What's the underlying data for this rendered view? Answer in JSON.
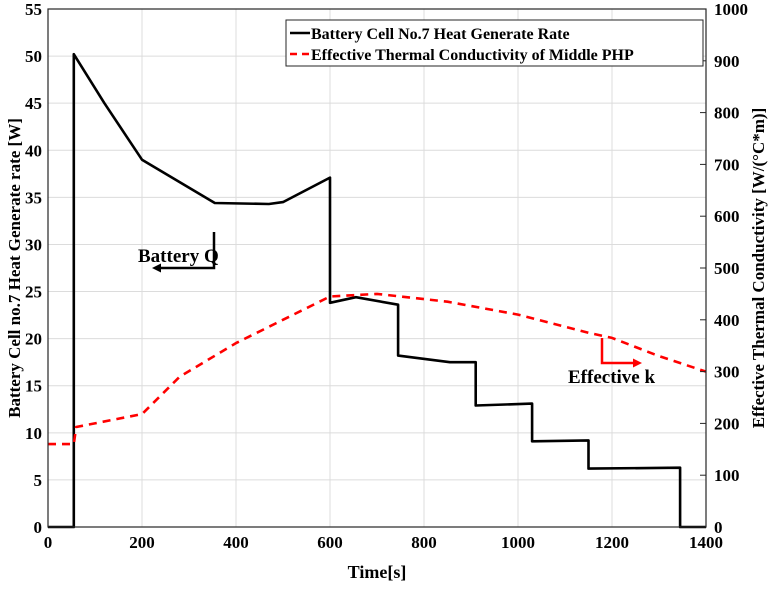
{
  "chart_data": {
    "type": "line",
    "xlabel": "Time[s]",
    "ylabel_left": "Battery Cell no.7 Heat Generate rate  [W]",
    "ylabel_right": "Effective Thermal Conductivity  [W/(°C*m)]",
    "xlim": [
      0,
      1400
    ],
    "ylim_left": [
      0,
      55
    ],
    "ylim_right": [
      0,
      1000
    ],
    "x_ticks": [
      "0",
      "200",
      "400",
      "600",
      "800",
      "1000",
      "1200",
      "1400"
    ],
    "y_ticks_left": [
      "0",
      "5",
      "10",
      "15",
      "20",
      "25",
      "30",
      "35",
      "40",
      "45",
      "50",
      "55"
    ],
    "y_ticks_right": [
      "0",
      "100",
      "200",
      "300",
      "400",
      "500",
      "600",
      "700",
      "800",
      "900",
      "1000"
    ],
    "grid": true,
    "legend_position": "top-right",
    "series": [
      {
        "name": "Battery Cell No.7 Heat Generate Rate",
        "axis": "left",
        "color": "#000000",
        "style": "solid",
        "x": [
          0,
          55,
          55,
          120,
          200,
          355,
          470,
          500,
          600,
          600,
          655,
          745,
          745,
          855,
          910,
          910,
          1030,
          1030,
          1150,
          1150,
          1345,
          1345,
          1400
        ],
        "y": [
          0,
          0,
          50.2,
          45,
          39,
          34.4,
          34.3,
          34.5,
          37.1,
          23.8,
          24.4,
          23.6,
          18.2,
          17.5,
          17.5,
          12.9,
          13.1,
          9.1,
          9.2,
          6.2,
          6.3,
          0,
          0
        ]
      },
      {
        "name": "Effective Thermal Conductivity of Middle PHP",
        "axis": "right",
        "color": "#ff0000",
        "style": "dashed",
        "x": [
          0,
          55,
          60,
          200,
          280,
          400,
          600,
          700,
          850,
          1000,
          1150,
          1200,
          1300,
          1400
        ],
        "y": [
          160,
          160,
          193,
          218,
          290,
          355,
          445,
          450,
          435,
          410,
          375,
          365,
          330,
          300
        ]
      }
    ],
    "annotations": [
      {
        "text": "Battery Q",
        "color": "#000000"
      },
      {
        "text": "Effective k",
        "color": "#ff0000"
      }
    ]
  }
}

************

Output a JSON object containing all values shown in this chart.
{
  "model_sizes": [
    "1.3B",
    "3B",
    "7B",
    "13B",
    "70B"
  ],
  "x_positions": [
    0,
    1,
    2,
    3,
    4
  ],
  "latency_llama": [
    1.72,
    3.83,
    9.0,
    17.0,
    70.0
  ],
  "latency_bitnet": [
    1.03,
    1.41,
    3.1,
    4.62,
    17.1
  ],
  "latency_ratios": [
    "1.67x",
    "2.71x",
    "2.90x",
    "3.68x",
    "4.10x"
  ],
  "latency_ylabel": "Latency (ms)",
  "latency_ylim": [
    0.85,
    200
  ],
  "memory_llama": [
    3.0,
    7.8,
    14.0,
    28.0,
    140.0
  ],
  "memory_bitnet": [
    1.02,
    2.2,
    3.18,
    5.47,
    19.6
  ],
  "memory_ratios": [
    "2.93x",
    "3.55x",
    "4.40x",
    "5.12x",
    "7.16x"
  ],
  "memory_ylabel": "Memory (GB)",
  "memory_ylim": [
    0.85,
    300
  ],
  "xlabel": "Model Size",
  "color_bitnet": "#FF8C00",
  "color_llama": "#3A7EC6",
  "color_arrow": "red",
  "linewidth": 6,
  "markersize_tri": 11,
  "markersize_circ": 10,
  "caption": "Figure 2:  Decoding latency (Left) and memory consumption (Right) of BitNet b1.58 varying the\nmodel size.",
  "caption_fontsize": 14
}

************

Given problem
Above are entries; state the number of lines among them that contain "Battery", and nothing else.

Task solution
3